#### Exercise data ####
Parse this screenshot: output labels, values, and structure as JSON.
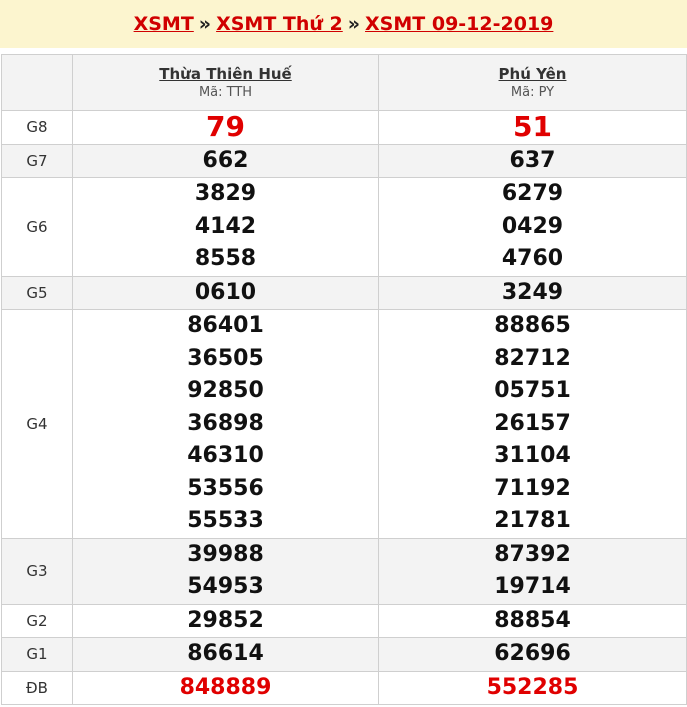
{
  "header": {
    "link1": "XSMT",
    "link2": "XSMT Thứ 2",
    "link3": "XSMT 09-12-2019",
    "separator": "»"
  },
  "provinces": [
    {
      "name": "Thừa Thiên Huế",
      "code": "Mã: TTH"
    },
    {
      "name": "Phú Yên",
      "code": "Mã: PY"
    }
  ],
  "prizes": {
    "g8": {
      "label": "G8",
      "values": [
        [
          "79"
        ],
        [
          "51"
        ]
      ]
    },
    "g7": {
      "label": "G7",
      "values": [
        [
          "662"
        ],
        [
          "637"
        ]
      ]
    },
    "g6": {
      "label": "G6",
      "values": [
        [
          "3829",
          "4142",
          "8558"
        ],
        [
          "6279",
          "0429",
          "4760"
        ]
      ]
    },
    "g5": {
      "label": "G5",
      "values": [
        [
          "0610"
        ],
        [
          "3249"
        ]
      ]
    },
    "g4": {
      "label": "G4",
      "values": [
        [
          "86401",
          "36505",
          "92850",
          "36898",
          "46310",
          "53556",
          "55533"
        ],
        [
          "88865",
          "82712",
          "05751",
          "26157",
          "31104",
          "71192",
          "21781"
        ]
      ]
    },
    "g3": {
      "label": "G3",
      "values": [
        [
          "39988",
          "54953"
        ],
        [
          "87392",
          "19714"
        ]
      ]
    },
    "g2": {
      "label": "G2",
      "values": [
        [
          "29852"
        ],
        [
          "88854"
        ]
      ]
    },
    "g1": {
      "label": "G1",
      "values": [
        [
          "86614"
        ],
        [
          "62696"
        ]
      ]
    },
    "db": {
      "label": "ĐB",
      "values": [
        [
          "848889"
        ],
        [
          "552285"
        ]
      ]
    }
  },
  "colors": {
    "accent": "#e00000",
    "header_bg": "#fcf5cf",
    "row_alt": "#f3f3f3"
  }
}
####
#### Exercise data ####
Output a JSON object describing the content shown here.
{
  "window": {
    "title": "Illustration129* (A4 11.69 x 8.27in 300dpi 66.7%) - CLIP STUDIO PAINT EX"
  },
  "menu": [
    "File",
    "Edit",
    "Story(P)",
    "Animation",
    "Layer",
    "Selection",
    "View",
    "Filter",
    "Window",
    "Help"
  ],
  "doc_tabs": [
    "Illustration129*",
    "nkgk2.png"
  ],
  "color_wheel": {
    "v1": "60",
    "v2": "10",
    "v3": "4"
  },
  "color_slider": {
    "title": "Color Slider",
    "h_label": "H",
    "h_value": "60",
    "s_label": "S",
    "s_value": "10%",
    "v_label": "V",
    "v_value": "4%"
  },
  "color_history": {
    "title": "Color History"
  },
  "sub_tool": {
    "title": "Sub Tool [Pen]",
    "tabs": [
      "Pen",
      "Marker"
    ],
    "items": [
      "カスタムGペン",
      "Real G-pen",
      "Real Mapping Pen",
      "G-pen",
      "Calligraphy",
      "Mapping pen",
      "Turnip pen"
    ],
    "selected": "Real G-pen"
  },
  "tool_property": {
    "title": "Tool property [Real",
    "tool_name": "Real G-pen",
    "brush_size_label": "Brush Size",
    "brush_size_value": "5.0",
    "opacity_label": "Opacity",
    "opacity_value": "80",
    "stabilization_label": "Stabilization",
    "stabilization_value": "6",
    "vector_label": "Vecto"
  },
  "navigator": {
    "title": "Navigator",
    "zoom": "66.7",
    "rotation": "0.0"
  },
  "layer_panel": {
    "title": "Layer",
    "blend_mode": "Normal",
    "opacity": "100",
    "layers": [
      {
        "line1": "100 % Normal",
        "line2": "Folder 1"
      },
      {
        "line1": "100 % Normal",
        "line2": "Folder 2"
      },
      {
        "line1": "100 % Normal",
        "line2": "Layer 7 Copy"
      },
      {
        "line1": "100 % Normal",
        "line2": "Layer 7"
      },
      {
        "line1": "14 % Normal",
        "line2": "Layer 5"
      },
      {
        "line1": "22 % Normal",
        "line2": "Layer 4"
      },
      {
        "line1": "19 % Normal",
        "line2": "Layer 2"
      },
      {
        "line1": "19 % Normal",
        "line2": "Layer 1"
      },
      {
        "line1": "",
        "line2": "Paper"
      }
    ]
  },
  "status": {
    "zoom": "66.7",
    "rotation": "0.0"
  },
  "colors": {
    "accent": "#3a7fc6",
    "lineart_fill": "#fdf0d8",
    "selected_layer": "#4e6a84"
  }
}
####
* _Exercise description_
Using the entries above, return each line in which the word "XSMT" occurs.

* _Reply_
    "link1": "XSMT",
    "link2": "XSMT Thứ 2",
    "link3": "XSMT 09-12-2019",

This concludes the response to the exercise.